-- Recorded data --
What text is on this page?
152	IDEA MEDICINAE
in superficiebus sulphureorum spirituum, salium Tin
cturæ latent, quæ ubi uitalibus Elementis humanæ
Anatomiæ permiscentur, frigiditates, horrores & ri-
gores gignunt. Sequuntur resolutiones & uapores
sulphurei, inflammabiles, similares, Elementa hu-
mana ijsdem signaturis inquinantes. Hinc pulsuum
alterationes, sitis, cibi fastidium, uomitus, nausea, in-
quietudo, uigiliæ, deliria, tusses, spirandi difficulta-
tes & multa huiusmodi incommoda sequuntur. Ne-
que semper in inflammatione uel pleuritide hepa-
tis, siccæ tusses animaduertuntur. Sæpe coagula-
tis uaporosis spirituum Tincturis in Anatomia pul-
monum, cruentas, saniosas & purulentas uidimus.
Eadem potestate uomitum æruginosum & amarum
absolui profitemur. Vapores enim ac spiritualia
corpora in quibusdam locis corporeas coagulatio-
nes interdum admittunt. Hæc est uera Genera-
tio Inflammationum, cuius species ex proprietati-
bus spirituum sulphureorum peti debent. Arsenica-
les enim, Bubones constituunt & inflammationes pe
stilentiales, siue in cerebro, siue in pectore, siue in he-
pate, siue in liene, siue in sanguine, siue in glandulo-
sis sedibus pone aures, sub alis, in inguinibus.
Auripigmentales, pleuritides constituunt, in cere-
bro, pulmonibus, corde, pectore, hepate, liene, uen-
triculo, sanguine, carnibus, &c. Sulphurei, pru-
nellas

-- WRITTEN TASK --
Exactly reproduce every line found in the records.

-- EXERCISE RESULT --
What text is on this page?
152	IDEA MEDICINAE
in superficiebus sulphureorum spirituum, salium Tin
cturæ latent, quæ ubi uitalibus Elementis humanæ
Anatomiæ permiscentur, frigiditates, horrores & ri-
gores gignunt. Sequuntur resolutiones & uapores
sulphurei, inflammabiles, similares, Elementa hu-
mana ijsdem signaturis inquinantes. Hinc pulsuum
alterationes, sitis, cibi fastidium, uomitus, nausea, in-
quietudo, uigiliæ, deliria, tusses, spirandi difficulta-
tes & multa huiusmodi incommoda sequuntur. Ne-
que semper in inflammatione uel pleuritide hepa-
tis, siccæ tusses animaduertuntur. Sæpe coagula-
tis uaporosis spirituum Tincturis in Anatomia pul-
monum, cruentas, saniosas & purulentas uidimus.
Eadem potestate uomitum æruginosum & amarum
absolui profitemur. Vapores enim ac spiritualia
corpora in quibusdam locis corporeas coagulatio-
nes interdum admittunt. Hæc est uera Genera-
tio Inflammationum, cuius species ex proprietati-
bus spirituum sulphureorum peti debent. Arsenica-
les enim, Bubones constituunt & inflammationes pe
stilentiales, siue in cerebro, siue in pectore, siue in he-
pate, siue in liene, siue in sanguine, siue in glandulo-
sis sedibus pone aures, sub alis, in inguinibus.
Auripigmentales, pleuritides constituunt, in cere-
bro, pulmonibus, corde, pectore, hepate, liene, uen-
triculo, sanguine, carnibus, &c. Sulphurei, pru-
nellas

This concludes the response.